__The problem__:
Locate each line with the string "marker" in the listing below and copy it.

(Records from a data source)

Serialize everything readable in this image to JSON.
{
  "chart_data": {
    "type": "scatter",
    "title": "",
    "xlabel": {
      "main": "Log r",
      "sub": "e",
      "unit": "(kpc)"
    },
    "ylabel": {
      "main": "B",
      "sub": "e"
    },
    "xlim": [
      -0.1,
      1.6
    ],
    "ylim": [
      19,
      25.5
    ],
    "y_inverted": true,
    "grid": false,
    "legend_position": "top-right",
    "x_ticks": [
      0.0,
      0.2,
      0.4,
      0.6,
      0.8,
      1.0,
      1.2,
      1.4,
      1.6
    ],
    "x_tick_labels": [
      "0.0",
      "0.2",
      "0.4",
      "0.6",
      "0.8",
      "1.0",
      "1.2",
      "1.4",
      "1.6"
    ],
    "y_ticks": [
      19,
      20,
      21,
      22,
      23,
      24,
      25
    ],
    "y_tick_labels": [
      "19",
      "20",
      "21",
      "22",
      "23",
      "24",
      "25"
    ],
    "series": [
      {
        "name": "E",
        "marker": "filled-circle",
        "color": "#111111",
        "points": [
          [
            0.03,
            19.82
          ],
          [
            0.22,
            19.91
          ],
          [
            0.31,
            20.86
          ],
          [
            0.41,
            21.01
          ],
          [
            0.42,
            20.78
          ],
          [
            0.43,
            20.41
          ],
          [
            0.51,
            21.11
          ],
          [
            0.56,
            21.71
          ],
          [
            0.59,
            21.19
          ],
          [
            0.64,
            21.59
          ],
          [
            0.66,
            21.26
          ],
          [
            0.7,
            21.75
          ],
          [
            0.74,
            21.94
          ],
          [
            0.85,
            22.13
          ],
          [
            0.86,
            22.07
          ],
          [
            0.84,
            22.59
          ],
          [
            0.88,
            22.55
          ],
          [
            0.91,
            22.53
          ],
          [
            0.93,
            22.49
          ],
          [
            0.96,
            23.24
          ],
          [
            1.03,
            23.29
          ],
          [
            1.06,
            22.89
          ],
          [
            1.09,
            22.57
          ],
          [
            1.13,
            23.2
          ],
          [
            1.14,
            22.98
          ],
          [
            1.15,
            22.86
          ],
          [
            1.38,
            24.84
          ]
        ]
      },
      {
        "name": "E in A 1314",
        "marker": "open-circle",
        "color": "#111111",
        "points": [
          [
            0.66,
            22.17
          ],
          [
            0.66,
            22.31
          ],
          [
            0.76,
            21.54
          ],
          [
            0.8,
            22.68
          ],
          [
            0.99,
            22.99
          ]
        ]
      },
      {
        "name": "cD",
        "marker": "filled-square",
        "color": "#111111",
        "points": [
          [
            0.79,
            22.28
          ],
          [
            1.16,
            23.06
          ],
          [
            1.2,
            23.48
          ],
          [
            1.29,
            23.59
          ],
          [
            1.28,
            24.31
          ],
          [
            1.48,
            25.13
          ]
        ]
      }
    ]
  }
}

__Answer below__:
        "marker": "filled-circle",
        "marker": "open-circle",
        "marker": "filled-square",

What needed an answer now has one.